## [THE REQUEST]
In the entries below, count every line with the word "其基本步骤是". Return only the count.

--- RECORDS SUPPLIED ---

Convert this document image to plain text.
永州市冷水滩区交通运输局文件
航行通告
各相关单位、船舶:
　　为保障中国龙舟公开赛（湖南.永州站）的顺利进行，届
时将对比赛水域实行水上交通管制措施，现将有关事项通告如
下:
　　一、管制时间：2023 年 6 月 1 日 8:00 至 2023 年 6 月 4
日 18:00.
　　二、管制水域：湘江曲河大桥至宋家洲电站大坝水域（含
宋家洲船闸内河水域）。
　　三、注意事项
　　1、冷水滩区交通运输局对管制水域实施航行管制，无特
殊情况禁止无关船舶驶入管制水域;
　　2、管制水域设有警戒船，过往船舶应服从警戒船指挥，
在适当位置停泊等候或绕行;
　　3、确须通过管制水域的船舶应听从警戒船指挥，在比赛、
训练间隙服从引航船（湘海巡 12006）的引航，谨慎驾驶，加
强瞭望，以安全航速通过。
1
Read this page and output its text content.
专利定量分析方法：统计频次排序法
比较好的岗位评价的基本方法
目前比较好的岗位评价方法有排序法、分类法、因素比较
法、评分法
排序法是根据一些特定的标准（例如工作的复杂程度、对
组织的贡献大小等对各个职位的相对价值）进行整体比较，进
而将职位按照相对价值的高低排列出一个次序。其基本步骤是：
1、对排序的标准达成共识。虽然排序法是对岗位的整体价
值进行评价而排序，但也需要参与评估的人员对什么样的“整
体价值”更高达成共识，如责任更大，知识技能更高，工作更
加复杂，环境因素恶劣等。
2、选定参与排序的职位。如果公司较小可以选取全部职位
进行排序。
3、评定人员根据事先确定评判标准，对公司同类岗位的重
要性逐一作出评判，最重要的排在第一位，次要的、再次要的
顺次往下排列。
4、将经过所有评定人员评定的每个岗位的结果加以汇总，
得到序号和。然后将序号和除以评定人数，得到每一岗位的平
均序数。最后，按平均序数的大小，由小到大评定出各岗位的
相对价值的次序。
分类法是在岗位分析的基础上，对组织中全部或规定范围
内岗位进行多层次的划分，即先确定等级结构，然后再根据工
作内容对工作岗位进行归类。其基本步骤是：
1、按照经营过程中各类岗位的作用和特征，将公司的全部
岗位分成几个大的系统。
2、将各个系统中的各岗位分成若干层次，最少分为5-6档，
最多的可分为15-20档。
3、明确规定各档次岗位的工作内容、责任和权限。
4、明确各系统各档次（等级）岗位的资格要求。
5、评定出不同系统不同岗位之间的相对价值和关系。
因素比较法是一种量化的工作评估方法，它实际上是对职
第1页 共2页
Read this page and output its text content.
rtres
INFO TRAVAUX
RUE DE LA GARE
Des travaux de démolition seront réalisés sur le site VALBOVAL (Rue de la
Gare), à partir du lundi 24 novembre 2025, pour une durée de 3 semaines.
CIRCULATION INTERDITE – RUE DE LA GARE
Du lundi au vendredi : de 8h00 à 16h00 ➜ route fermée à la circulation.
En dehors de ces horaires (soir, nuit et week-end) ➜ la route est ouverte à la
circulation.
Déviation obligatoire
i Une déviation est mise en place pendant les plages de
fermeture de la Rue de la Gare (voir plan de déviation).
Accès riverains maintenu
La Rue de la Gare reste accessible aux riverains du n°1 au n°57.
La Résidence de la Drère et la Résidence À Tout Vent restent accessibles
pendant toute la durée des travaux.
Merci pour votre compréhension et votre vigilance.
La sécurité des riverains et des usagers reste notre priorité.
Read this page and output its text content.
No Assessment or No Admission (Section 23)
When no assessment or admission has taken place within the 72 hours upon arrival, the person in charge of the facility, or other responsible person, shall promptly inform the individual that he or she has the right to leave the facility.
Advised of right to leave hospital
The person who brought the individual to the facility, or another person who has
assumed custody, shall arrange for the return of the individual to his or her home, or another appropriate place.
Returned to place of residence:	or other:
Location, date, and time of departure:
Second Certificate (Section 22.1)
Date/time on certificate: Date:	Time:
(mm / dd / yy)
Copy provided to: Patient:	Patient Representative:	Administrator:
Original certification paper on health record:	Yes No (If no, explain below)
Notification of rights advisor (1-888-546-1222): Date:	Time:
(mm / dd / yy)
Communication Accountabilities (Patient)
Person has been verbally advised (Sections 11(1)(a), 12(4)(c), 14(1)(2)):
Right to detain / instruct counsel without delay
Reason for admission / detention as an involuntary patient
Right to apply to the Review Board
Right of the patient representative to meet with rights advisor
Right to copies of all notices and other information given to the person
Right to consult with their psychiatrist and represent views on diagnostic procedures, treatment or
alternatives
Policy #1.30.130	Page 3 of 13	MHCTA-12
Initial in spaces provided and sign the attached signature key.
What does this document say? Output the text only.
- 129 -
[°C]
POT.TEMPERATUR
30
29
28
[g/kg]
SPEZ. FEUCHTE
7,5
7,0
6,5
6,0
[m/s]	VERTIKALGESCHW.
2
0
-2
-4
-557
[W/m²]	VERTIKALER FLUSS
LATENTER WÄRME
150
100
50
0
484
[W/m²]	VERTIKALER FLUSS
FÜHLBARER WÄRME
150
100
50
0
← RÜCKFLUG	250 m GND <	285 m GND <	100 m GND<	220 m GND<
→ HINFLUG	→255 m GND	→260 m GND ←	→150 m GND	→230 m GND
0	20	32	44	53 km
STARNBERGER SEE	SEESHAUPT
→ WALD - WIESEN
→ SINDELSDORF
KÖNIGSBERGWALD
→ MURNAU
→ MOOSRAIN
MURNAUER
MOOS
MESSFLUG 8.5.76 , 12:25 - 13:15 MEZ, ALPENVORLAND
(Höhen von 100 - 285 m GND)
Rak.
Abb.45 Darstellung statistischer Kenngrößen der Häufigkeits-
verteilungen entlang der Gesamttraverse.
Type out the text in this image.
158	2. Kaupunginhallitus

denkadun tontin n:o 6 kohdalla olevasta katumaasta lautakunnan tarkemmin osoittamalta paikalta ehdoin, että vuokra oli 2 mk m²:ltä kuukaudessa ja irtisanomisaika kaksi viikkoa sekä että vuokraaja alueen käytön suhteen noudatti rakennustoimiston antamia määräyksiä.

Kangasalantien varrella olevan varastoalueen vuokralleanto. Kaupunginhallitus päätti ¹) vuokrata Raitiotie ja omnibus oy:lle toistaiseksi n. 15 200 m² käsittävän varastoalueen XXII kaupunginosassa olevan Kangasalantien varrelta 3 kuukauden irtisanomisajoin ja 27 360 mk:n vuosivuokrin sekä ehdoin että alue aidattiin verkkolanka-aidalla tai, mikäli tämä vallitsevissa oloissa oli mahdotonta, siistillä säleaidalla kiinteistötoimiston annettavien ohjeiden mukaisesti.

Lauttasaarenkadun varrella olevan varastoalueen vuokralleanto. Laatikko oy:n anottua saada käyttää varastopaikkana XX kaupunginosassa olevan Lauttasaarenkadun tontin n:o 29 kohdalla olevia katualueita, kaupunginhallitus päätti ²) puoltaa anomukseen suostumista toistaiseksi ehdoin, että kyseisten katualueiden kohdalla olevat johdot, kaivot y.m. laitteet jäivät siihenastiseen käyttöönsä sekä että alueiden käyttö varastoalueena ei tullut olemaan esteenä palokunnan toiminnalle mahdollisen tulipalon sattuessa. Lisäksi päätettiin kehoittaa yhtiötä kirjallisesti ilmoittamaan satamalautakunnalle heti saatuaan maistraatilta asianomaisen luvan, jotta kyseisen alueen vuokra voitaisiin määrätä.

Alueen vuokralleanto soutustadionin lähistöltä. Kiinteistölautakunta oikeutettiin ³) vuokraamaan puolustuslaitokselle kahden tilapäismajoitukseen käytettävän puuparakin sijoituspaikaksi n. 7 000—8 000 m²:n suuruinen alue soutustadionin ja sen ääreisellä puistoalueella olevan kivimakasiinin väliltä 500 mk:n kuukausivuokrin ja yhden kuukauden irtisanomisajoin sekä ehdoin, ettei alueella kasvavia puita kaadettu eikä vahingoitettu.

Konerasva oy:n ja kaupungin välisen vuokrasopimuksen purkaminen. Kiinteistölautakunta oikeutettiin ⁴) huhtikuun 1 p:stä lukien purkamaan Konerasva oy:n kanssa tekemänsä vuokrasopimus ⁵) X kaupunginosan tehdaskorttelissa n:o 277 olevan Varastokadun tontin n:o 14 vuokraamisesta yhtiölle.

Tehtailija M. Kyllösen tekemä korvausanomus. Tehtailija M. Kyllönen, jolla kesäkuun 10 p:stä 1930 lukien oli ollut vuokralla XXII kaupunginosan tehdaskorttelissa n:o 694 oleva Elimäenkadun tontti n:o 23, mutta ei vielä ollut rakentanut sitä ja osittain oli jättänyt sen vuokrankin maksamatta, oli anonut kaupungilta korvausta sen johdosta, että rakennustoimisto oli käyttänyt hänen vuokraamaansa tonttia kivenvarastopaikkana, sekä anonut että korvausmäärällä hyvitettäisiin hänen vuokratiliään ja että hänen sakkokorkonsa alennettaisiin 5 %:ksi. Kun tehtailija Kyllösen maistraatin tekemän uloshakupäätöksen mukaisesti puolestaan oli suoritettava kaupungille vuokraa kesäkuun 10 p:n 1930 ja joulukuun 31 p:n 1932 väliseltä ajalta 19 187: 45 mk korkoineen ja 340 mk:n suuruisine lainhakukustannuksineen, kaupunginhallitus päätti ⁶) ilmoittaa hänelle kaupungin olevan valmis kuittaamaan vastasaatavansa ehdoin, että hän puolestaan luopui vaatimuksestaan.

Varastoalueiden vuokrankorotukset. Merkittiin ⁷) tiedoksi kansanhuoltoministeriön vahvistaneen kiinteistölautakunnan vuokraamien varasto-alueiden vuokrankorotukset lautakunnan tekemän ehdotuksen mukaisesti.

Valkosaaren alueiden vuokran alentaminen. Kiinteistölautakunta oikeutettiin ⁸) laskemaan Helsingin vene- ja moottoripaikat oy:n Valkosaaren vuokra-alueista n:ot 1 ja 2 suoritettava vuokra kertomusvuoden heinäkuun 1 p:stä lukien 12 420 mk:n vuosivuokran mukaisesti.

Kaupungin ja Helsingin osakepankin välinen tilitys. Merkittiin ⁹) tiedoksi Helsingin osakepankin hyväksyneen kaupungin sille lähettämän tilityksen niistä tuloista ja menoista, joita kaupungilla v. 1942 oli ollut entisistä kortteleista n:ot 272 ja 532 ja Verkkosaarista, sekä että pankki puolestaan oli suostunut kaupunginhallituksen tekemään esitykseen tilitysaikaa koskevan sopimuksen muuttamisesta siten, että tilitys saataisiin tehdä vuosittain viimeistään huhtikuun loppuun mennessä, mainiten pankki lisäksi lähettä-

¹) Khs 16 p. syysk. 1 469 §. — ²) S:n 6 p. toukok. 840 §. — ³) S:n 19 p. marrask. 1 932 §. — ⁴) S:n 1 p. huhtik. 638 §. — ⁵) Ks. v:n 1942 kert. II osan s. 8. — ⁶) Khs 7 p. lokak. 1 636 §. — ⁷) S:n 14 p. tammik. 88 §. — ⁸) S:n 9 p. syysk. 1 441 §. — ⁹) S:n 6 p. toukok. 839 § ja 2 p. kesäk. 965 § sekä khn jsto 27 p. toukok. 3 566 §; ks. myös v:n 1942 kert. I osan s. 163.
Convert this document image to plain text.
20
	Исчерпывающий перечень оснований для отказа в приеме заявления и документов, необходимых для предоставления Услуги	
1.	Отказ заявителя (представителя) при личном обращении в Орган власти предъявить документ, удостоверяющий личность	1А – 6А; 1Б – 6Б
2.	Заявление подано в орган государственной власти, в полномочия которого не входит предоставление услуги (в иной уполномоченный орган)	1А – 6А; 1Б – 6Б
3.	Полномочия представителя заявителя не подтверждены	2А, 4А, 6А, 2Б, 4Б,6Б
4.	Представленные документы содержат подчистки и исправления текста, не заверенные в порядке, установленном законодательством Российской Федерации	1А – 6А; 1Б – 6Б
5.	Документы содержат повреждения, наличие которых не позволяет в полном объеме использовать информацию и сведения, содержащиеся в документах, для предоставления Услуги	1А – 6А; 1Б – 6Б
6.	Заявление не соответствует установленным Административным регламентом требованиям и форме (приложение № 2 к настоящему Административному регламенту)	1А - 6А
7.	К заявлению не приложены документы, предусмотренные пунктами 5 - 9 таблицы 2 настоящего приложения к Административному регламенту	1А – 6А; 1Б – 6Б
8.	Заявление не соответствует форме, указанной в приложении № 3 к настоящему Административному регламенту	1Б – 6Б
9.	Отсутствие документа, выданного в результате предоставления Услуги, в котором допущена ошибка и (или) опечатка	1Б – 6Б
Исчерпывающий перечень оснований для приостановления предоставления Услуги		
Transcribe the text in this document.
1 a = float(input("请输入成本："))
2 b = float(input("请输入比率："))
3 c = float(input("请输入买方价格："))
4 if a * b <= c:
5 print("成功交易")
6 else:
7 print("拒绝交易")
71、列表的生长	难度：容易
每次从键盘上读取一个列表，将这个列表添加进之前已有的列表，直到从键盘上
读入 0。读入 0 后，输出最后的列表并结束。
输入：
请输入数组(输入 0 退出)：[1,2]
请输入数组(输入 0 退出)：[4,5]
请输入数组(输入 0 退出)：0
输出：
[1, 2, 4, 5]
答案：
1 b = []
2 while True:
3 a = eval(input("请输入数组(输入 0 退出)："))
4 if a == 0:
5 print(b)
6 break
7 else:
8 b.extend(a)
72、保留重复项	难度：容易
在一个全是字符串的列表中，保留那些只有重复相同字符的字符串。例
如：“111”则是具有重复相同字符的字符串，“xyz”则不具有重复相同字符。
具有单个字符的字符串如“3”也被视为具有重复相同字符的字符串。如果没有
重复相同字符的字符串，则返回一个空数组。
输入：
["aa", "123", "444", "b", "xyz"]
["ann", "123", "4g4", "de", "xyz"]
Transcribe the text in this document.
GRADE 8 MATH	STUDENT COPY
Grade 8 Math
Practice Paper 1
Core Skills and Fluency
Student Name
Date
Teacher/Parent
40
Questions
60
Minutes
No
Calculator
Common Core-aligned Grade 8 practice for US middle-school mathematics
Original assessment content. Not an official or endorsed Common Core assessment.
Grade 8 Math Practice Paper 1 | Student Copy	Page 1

---

## [OUTPUT FOR THIS EXERCISE]
2